### WRITTEN REQUEST
Each line that follows should be printed again exactly as it stands.

### EXTRACTED RECORDS
-=-=-
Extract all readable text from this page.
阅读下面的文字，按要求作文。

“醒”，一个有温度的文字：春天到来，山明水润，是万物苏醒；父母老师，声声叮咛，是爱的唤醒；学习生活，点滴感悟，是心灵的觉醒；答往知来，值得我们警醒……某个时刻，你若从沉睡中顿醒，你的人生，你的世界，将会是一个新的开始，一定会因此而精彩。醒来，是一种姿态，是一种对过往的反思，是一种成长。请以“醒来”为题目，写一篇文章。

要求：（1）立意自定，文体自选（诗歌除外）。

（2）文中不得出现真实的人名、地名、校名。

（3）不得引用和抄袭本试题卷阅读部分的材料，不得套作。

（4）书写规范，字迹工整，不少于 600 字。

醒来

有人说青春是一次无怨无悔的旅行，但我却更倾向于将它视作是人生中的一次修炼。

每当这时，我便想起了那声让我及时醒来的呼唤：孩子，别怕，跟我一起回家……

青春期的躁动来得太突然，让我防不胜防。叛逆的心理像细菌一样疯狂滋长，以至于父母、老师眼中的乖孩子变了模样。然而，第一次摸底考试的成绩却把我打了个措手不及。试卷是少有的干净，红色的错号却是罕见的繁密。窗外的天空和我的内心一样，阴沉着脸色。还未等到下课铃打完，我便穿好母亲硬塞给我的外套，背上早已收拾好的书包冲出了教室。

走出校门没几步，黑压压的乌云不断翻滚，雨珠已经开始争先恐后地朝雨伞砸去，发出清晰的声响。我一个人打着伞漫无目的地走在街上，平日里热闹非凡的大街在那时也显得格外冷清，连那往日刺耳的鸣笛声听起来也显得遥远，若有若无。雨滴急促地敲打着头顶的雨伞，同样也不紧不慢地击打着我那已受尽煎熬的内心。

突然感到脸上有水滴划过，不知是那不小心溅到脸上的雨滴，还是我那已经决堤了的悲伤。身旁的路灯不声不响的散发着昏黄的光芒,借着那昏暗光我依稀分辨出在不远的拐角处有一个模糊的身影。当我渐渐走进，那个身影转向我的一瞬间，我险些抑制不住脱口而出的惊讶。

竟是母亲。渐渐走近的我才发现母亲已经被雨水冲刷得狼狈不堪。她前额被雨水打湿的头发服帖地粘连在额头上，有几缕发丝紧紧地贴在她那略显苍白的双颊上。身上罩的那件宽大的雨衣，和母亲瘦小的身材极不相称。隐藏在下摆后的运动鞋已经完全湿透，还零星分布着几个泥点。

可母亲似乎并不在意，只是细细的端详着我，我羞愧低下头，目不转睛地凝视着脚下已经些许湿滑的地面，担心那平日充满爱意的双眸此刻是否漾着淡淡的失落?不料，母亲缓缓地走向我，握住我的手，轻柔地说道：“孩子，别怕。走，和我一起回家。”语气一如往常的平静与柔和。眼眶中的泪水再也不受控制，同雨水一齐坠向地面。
-=-=-
### WRITTEN ANSWER
Extract all readable text from this page.
阅读下面的文字，按要求作文。

“醒”，一个有温度的文字：春天到来，山明水润，是万物苏醒；父母老师，声声叮咛，是爱的唤醒；学习生活，点滴感悟，是心灵的觉醒；答往知来，值得我们警醒……某个时刻，你若从沉睡中顿醒，你的人生，你的世界，将会是一个新的开始，一定会因此而精彩。醒来，是一种姿态，是一种对过往的反思，是一种成长。请以“醒来”为题目，写一篇文章。

要求：（1）立意自定，文体自选（诗歌除外）。

（2）文中不得出现真实的人名、地名、校名。

（3）不得引用和抄袭本试题卷阅读部分的材料，不得套作。

（4）书写规范，字迹工整，不少于 600 字。

醒来

有人说青春是一次无怨无悔的旅行，但我却更倾向于将它视作是人生中的一次修炼。

每当这时，我便想起了那声让我及时醒来的呼唤：孩子，别怕，跟我一起回家……

青春期的躁动来得太突然，让我防不胜防。叛逆的心理像细菌一样疯狂滋长，以至于父母、老师眼中的乖孩子变了模样。然而，第一次摸底考试的成绩却把我打了个措手不及。试卷是少有的干净，红色的错号却是罕见的繁密。窗外的天空和我的内心一样，阴沉着脸色。还未等到下课铃打完，我便穿好母亲硬塞给我的外套，背上早已收拾好的书包冲出了教室。

走出校门没几步，黑压压的乌云不断翻滚，雨珠已经开始争先恐后地朝雨伞砸去，发出清晰的声响。我一个人打着伞漫无目的地走在街上，平日里热闹非凡的大街在那时也显得格外冷清，连那往日刺耳的鸣笛声听起来也显得遥远，若有若无。雨滴急促地敲打着头顶的雨伞，同样也不紧不慢地击打着我那已受尽煎熬的内心。

突然感到脸上有水滴划过，不知是那不小心溅到脸上的雨滴，还是我那已经决堤了的悲伤。身旁的路灯不声不响的散发着昏黄的光芒,借着那昏暗光我依稀分辨出在不远的拐角处有一个模糊的身影。当我渐渐走进，那个身影转向我的一瞬间，我险些抑制不住脱口而出的惊讶。

竟是母亲。渐渐走近的我才发现母亲已经被雨水冲刷得狼狈不堪。她前额被雨水打湿的头发服帖地粘连在额头上，有几缕发丝紧紧地贴在她那略显苍白的双颊上。身上罩的那件宽大的雨衣，和母亲瘦小的身材极不相称。隐藏在下摆后的运动鞋已经完全湿透，还零星分布着几个泥点。

可母亲似乎并不在意，只是细细的端详着我，我羞愧低下头，目不转睛地凝视着脚下已经些许湿滑的地面，担心那平日充满爱意的双眸此刻是否漾着淡淡的失落?不料，母亲缓缓地走向我，握住我的手，轻柔地说道：“孩子，别怕。走，和我一起回家。”语气一如往常的平静与柔和。眼眶中的泪水再也不受控制，同雨水一齐坠向地面。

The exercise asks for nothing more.